Data in this exercise.
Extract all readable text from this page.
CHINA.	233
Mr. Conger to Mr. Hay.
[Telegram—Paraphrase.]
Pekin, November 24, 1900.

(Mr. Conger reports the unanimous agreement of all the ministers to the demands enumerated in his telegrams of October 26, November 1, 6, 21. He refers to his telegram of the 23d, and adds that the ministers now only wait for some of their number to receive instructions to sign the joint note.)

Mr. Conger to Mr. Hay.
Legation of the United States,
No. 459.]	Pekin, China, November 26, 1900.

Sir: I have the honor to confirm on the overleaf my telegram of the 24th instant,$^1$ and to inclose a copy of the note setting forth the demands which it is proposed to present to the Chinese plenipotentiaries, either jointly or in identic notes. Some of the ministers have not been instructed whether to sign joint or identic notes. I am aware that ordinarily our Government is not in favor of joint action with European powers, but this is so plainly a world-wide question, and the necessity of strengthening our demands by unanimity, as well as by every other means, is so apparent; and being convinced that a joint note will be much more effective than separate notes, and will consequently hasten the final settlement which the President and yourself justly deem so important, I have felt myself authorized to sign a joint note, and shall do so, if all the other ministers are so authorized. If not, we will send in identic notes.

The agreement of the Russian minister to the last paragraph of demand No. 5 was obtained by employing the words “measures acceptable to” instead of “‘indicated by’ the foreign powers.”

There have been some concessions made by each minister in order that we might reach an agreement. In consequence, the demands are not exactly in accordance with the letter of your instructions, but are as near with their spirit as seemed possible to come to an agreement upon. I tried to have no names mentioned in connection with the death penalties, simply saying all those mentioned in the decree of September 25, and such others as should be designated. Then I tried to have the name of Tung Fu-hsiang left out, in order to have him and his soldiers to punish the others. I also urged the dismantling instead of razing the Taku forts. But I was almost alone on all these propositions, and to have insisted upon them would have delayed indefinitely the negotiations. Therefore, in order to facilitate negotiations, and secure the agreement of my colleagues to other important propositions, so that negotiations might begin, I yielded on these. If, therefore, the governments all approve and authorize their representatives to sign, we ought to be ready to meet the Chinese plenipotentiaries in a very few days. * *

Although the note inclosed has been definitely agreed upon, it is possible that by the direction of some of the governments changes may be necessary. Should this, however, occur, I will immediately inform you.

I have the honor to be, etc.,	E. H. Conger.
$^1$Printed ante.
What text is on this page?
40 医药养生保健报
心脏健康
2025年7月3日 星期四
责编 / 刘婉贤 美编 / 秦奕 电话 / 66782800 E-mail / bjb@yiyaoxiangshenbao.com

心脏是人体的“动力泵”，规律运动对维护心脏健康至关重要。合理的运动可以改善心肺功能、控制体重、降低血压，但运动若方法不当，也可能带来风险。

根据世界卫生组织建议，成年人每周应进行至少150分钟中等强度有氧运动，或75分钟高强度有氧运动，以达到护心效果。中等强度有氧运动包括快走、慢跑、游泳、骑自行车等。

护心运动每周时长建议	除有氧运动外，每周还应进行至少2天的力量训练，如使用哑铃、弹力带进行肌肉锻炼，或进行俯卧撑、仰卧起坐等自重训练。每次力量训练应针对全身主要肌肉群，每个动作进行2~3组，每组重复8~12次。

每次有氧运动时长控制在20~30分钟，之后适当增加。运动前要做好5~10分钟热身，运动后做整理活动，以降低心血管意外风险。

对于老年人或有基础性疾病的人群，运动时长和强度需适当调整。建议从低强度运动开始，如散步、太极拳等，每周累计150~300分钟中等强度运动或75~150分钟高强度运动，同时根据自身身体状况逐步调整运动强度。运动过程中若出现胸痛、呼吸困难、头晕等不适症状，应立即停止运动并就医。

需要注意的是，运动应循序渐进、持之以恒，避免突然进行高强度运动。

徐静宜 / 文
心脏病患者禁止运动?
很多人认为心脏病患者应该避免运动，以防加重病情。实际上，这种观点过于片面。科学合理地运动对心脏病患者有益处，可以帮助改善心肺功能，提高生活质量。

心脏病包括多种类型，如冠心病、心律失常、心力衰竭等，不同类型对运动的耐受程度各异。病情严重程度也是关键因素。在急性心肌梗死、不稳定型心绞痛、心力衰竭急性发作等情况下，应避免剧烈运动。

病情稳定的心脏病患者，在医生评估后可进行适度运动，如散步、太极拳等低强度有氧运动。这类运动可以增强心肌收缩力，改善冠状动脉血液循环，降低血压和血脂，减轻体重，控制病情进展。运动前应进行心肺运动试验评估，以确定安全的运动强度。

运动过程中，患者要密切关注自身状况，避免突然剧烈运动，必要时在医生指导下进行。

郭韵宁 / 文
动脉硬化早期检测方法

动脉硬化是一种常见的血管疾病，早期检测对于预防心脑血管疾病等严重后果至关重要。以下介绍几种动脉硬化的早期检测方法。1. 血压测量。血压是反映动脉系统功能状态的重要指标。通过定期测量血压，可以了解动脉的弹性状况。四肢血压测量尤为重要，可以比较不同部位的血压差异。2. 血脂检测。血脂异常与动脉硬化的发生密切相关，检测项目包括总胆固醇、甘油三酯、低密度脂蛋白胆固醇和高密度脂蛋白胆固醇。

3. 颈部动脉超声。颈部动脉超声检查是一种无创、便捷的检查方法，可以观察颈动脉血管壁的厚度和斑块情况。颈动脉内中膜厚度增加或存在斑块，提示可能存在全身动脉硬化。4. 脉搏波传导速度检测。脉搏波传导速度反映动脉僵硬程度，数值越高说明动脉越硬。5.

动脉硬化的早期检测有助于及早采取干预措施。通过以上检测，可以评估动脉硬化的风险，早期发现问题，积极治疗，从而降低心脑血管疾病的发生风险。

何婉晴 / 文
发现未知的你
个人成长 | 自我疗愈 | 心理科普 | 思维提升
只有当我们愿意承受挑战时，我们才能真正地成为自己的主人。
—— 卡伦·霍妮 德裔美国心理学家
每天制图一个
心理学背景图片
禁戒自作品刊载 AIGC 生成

Given request. Reproduce every record above exactly as it appears.

Task result.
Extract all readable text from this page.
CHINA.	233
Mr. Conger to Mr. Hay.
[Telegram—Paraphrase.]
Pekin, November 24, 1900.

(Mr. Conger reports the unanimous agreement of all the ministers to the demands enumerated in his telegrams of October 26, November 1, 6, 21. He refers to his telegram of the 23d, and adds that the ministers now only wait for some of their number to receive instructions to sign the joint note.)

Mr. Conger to Mr. Hay.
Legation of the United States,
No. 459.]	Pekin, China, November 26, 1900.

Sir: I have the honor to confirm on the overleaf my telegram of the 24th instant,$^1$ and to inclose a copy of the note setting forth the demands which it is proposed to present to the Chinese plenipotentiaries, either jointly or in identic notes. Some of the ministers have not been instructed whether to sign joint or identic notes. I am aware that ordinarily our Government is not in favor of joint action with European powers, but this is so plainly a world-wide question, and the necessity of strengthening our demands by unanimity, as well as by every other means, is so apparent; and being convinced that a joint note will be much more effective than separate notes, and will consequently hasten the final settlement which the President and yourself justly deem so important, I have felt myself authorized to sign a joint note, and shall do so, if all the other ministers are so authorized. If not, we will send in identic notes.

The agreement of the Russian minister to the last paragraph of demand No. 5 was obtained by employing the words “measures acceptable to” instead of “‘indicated by’ the foreign powers.”

There have been some concessions made by each minister in order that we might reach an agreement. In consequence, the demands are not exactly in accordance with the letter of your instructions, but are as near with their spirit as seemed possible to come to an agreement upon. I tried to have no names mentioned in connection with the death penalties, simply saying all those mentioned in the decree of September 25, and such others as should be designated. Then I tried to have the name of Tung Fu-hsiang left out, in order to have him and his soldiers to punish the others. I also urged the dismantling instead of razing the Taku forts. But I was almost alone on all these propositions, and to have insisted upon them would have delayed indefinitely the negotiations. Therefore, in order to facilitate negotiations, and secure the agreement of my colleagues to other important propositions, so that negotiations might begin, I yielded on these. If, therefore, the governments all approve and authorize their representatives to sign, we ought to be ready to meet the Chinese plenipotentiaries in a very few days. * *

Although the note inclosed has been definitely agreed upon, it is possible that by the direction of some of the governments changes may be necessary. Should this, however, occur, I will immediately inform you.

I have the honor to be, etc.,	E. H. Conger.
$^1$Printed ante.
What text is on this page?
40 医药养生保健报
心脏健康
2025年7月3日 星期四
责编 / 刘婉贤 美编 / 秦奕 电话 / 66782800 E-mail / bjb@yiyaoxiangshenbao.com

心脏是人体的“动力泵”，规律运动对维护心脏健康至关重要。合理的运动可以改善心肺功能、控制体重、降低血压，但运动若方法不当，也可能带来风险。

根据世界卫生组织建议，成年人每周应进行至少150分钟中等强度有氧运动，或75分钟高强度有氧运动，以达到护心效果。中等强度有氧运动包括快走、慢跑、游泳、骑自行车等。

护心运动每周时长建议	除有氧运动外，每周还应进行至少2天的力量训练，如使用哑铃、弹力带进行肌肉锻炼，或进行俯卧撑、仰卧起坐等自重训练。每次力量训练应针对全身主要肌肉群，每个动作进行2~3组，每组重复8~12次。

每次有氧运动时长控制在20~30分钟，之后适当增加。运动前要做好5~10分钟热身，运动后做整理活动，以降低心血管意外风险。

对于老年人或有基础性疾病的人群，运动时长和强度需适当调整。建议从低强度运动开始，如散步、太极拳等，每周累计150~300分钟中等强度运动或75~150分钟高强度运动，同时根据自身身体状况逐步调整运动强度。运动过程中若出现胸痛、呼吸困难、头晕等不适症状，应立即停止运动并就医。

需要注意的是，运动应循序渐进、持之以恒，避免突然进行高强度运动。

徐静宜 / 文
心脏病患者禁止运动?
很多人认为心脏病患者应该避免运动，以防加重病情。实际上，这种观点过于片面。科学合理地运动对心脏病患者有益处，可以帮助改善心肺功能，提高生活质量。

心脏病包括多种类型，如冠心病、心律失常、心力衰竭等，不同类型对运动的耐受程度各异。病情严重程度也是关键因素。在急性心肌梗死、不稳定型心绞痛、心力衰竭急性发作等情况下，应避免剧烈运动。

病情稳定的心脏病患者，在医生评估后可进行适度运动，如散步、太极拳等低强度有氧运动。这类运动可以增强心肌收缩力，改善冠状动脉血液循环，降低血压和血脂，减轻体重，控制病情进展。运动前应进行心肺运动试验评估，以确定安全的运动强度。

运动过程中，患者要密切关注自身状况，避免突然剧烈运动，必要时在医生指导下进行。

郭韵宁 / 文
动脉硬化早期检测方法

动脉硬化是一种常见的血管疾病，早期检测对于预防心脑血管疾病等严重后果至关重要。以下介绍几种动脉硬化的早期检测方法。1. 血压测量。血压是反映动脉系统功能状态的重要指标。通过定期测量血压，可以了解动脉的弹性状况。四肢血压测量尤为重要，可以比较不同部位的血压差异。2. 血脂检测。血脂异常与动脉硬化的发生密切相关，检测项目包括总胆固醇、甘油三酯、低密度脂蛋白胆固醇和高密度脂蛋白胆固醇。

3. 颈部动脉超声。颈部动脉超声检查是一种无创、便捷的检查方法，可以观察颈动脉血管壁的厚度和斑块情况。颈动脉内中膜厚度增加或存在斑块，提示可能存在全身动脉硬化。4. 脉搏波传导速度检测。脉搏波传导速度反映动脉僵硬程度，数值越高说明动脉越硬。5.

动脉硬化的早期检测有助于及早采取干预措施。通过以上检测，可以评估动脉硬化的风险，早期发现问题，积极治疗，从而降低心脑血管疾病的发生风险。

何婉晴 / 文
发现未知的你
个人成长 | 自我疗愈 | 心理科普 | 思维提升
只有当我们愿意承受挑战时，我们才能真正地成为自己的主人。
—— 卡伦·霍妮 德裔美国心理学家
每天制图一个
心理学背景图片
禁戒自作品刊载 AIGC 生成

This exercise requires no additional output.